[Task] Make an exact copy of the lines, leaving the pictures out.

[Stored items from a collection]
········
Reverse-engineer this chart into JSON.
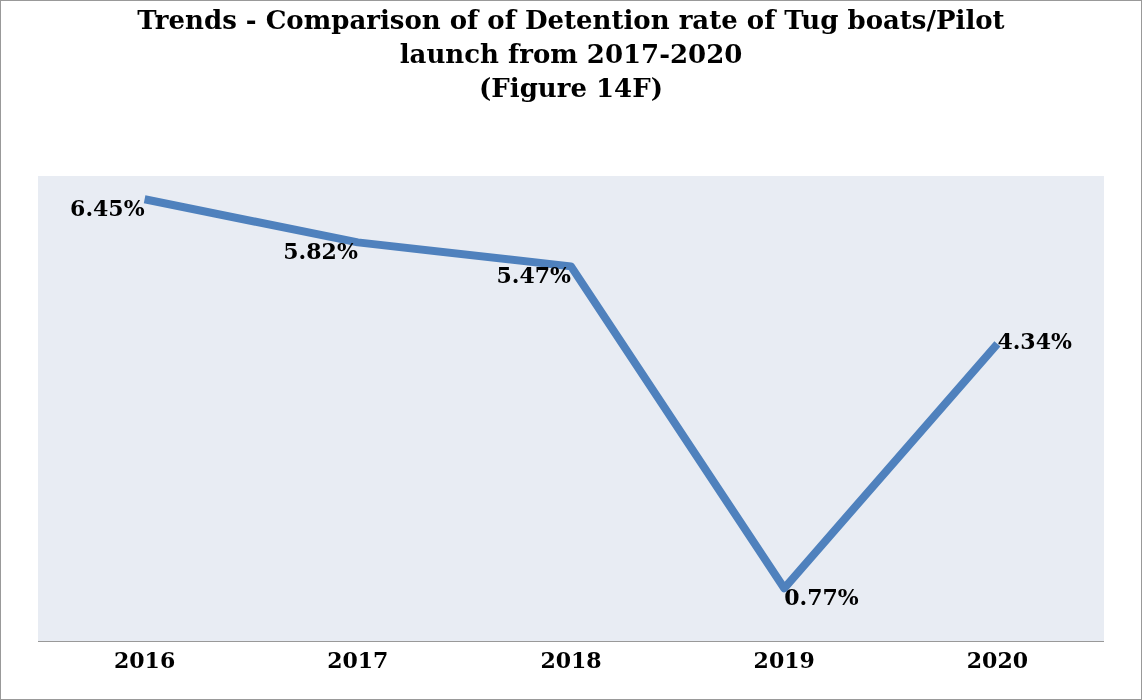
{
  "chart_data": {
    "type": "line",
    "title": "Trends - Comparison of of Detention rate of Tug boats/Pilot\nlaunch from 2017-2020\n(Figure 14F)",
    "categories": [
      "2016",
      "2017",
      "2018",
      "2019",
      "2020"
    ],
    "series": [
      {
        "color": "#4f81bd",
        "values": [
          6.45,
          5.82,
          5.47,
          0.77,
          4.34
        ],
        "value_labels": [
          "6.45%",
          "5.82%",
          "5.47%",
          "0.77%",
          "4.34%"
        ]
      }
    ],
    "grid": false,
    "legend": false,
    "marker": "none",
    "line_style": "solid"
  }
}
········
[Solution to this problem]
Reverse-engineer this chart into JSON.
{
  "chart_data": {
    "type": "line",
    "title": "Trends - Comparison of of Detention rate of Tug boats/Pilot\nlaunch from 2017-2020\n(Figure 14F)",
    "categories": [
      "2016",
      "2017",
      "2018",
      "2019",
      "2020"
    ],
    "series": [
      {
        "color": "#4f81bd",
        "values": [
          6.45,
          5.82,
          5.47,
          0.77,
          4.34
        ],
        "value_labels": [
          "6.45%",
          "5.82%",
          "5.47%",
          "0.77%",
          "4.34%"
        ]
      }
    ],
    "grid": false,
    "legend": false,
    "marker": "none",
    "line_style": "solid"
  }
}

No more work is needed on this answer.